* [WORK REQUIRED]
Copy out all of the material exactly as presented.

── SUPPLIED DATA

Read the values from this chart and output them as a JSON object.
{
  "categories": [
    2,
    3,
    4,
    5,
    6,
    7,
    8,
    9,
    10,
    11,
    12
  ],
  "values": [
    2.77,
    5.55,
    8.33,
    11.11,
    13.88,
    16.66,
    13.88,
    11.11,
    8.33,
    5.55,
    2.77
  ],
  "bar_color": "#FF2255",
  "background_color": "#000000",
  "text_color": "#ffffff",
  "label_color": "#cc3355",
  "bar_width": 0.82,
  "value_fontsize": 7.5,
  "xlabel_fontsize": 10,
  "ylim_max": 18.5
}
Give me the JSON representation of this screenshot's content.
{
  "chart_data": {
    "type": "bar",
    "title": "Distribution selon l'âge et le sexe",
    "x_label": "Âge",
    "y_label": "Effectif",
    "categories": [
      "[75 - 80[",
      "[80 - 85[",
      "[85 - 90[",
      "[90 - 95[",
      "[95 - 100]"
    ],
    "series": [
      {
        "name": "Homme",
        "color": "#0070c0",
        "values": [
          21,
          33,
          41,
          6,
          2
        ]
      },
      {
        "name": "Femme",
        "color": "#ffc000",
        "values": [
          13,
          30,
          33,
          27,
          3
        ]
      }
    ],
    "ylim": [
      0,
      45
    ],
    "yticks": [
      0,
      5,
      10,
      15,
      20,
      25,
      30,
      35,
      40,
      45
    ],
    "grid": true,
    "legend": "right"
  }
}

────

* [WORKED SOLUTION]
Read the values from this chart and output them as a JSON object.
{
  "categories": [
    2,
    3,
    4,
    5,
    6,
    7,
    8,
    9,
    10,
    11,
    12
  ],
  "values": [
    2.77,
    5.55,
    8.33,
    11.11,
    13.88,
    16.66,
    13.88,
    11.11,
    8.33,
    5.55,
    2.77
  ],
  "bar_color": "#FF2255",
  "background_color": "#000000",
  "text_color": "#ffffff",
  "label_color": "#cc3355",
  "bar_width": 0.82,
  "value_fontsize": 7.5,
  "xlabel_fontsize": 10,
  "ylim_max": 18.5
}
Give me the JSON representation of this screenshot's content.
{
  "chart_data": {
    "type": "bar",
    "title": "Distribution selon l'âge et le sexe",
    "x_label": "Âge",
    "y_label": "Effectif",
    "categories": [
      "[75 - 80[",
      "[80 - 85[",
      "[85 - 90[",
      "[90 - 95[",
      "[95 - 100]"
    ],
    "series": [
      {
        "name": "Homme",
        "color": "#0070c0",
        "values": [
          21,
          33,
          41,
          6,
          2
        ]
      },
      {
        "name": "Femme",
        "color": "#ffc000",
        "values": [
          13,
          30,
          33,
          27,
          3
        ]
      }
    ],
    "ylim": [
      0,
      45
    ],
    "yticks": [
      0,
      5,
      10,
      15,
      20,
      25,
      30,
      35,
      40,
      45
    ],
    "grid": true,
    "legend": "right"
  }
}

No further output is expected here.